## Exercise instructions
1 > Copy out the entire article on drugs in music without altering any wording or punctuation.
2 > Reproduce word for word the rows between the line holding "x-tick-label: 2013.0 (421, 435, 456, 446)" and the line holding "x-tick-label: 2012.0 (242, 435, 277, 446)", inclusive.

## Given text
»»

Drugs In Music – A Good Thing Or A Bad Thing?

This week’s NME is celebrating the 20th anniversary of Primal Scream’s narcotic masterpiece ‘Screamadelica’ and running a countdown of the 50 druggiest albums ever. If you read through the feature you’ll notice some albums were improved by drugs and some were definitely not helped. We want to know what you think – is rampant drug use in music a good thing or a bad thing? Let us know below. Meanwhile, two NME writers put the case forward for either side.

Our 50 druggiest albums ever as a Spotify playlist

Primal Scream On NME Cover

Advertisement

The case for…
Tim Chester, Assistant Editor
Musicians on drugs? I’ll vote for that. Illegal substances of every which kind have helped create some of music’s finest hours since the blues days. From the most strung-out parts of the ‘60s to the trippiest corners of the 70s, the coke-fuelled indulgence pouring out of LA studios through the 80s and the 90s’ highly-strung high energy, chemicals have been inextricably linked with music’s progression, and its various meanders away from the boring middle ground. Like it or not, drugs’ various powers to stimulate, distract, motivate, inspire or sooth have either propelled musicians to greatness or propped them up in times of need.

««

## Image element box records
»»

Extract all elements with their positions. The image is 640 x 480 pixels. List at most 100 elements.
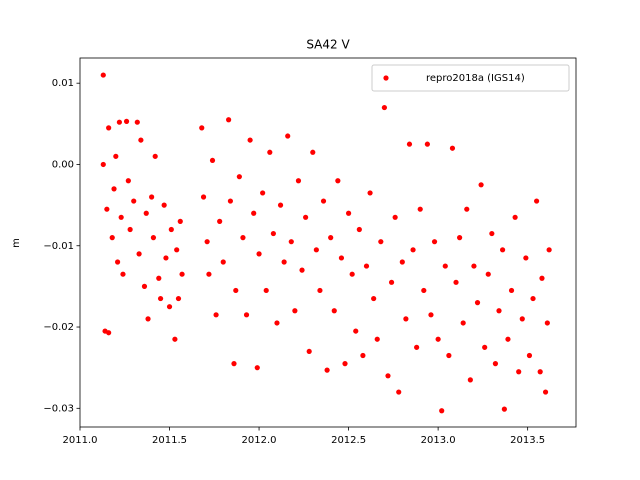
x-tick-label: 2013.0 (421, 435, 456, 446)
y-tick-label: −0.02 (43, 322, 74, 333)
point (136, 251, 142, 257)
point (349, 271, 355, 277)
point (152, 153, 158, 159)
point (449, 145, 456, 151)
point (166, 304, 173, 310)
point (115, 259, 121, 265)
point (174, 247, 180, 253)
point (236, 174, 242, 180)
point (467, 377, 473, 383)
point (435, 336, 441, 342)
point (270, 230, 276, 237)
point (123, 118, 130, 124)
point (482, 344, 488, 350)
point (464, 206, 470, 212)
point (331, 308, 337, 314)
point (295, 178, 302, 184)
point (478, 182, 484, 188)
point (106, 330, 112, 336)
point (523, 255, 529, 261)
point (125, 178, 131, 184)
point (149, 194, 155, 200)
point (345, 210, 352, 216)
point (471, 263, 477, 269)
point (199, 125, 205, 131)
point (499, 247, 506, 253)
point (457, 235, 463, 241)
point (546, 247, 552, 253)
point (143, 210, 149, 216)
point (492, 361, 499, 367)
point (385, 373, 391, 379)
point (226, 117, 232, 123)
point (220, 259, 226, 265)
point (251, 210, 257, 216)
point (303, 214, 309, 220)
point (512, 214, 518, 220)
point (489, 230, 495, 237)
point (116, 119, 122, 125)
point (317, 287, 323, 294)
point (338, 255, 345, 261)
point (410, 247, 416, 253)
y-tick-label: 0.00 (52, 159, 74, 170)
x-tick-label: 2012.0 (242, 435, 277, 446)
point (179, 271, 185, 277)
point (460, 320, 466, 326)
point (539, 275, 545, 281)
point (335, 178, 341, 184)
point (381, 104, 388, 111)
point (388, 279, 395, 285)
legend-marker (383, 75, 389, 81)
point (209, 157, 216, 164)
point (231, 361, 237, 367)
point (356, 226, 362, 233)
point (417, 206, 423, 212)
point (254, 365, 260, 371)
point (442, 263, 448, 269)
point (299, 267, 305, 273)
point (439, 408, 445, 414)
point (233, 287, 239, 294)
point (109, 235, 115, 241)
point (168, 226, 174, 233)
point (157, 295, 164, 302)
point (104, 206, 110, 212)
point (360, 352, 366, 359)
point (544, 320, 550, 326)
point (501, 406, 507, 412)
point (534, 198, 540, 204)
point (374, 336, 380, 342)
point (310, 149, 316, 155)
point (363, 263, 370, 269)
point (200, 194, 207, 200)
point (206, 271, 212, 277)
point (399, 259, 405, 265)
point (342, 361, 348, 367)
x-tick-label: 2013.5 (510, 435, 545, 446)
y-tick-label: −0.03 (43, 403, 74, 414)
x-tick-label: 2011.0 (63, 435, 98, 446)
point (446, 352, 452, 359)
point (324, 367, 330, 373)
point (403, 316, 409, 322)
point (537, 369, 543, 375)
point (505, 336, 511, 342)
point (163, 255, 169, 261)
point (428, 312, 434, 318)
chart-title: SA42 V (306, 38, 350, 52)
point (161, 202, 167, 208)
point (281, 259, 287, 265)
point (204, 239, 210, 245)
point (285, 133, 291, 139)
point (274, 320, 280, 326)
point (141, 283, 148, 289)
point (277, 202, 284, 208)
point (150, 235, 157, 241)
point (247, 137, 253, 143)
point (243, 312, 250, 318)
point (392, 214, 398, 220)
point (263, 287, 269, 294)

««

## Outputs
1 >
Drugs In Music – A Good Thing Or A Bad Thing?

This week’s NME is celebrating the 20th anniversary of Primal Scream’s narcotic masterpiece ‘Screamadelica’ and running a countdown of the 50 druggiest albums ever. If you read through the feature you’ll notice some albums were improved by drugs and some were definitely not helped. We want to know what you think – is rampant drug use in music a good thing or a bad thing? Let us know below. Meanwhile, two NME writers put the case forward for either side.

Our 50 druggiest albums ever as a Spotify playlist

Primal Scream On NME Cover

Advertisement

The case for…
Tim Chester, Assistant Editor
Musicians on drugs? I’ll vote for that. Illegal substances of every which kind have helped create some of music’s finest hours since the blues days. From the most strung-out parts of the ‘60s to the trippiest corners of the 70s, the coke-fuelled indulgence pouring out of LA studios through the 80s and the 90s’ highly-strung high energy, chemicals have been inextricably linked with music’s progression, and its various meanders away from the boring middle ground. Like it or not, drugs’ various powers to stimulate, distract, motivate, inspire or sooth have either propelled musicians to greatness or propped them up in times of need.

2 >
x-tick-label: 2013.0 (421, 435, 456, 446)
y-tick-label: −0.02 (43, 322, 74, 333)
point (136, 251, 142, 257)
point (349, 271, 355, 277)
point (152, 153, 158, 159)
point (449, 145, 456, 151)
point (166, 304, 173, 310)
point (115, 259, 121, 265)
point (174, 247, 180, 253)
point (236, 174, 242, 180)
point (467, 377, 473, 383)
point (435, 336, 441, 342)
point (270, 230, 276, 237)
point (123, 118, 130, 124)
point (482, 344, 488, 350)
point (464, 206, 470, 212)
point (331, 308, 337, 314)
point (295, 178, 302, 184)
point (478, 182, 484, 188)
point (106, 330, 112, 336)
point (523, 255, 529, 261)
point (125, 178, 131, 184)
point (149, 194, 155, 200)
point (345, 210, 352, 216)
point (471, 263, 477, 269)
point (199, 125, 205, 131)
point (499, 247, 506, 253)
point (457, 235, 463, 241)
point (546, 247, 552, 253)
point (143, 210, 149, 216)
point (492, 361, 499, 367)
point (385, 373, 391, 379)
point (226, 117, 232, 123)
point (220, 259, 226, 265)
point (251, 210, 257, 216)
point (303, 214, 309, 220)
point (512, 214, 518, 220)
point (489, 230, 495, 237)
point (116, 119, 122, 125)
point (317, 287, 323, 294)
point (338, 255, 345, 261)
point (410, 247, 416, 253)
y-tick-label: 0.00 (52, 159, 74, 170)
x-tick-label: 2012.0 (242, 435, 277, 446)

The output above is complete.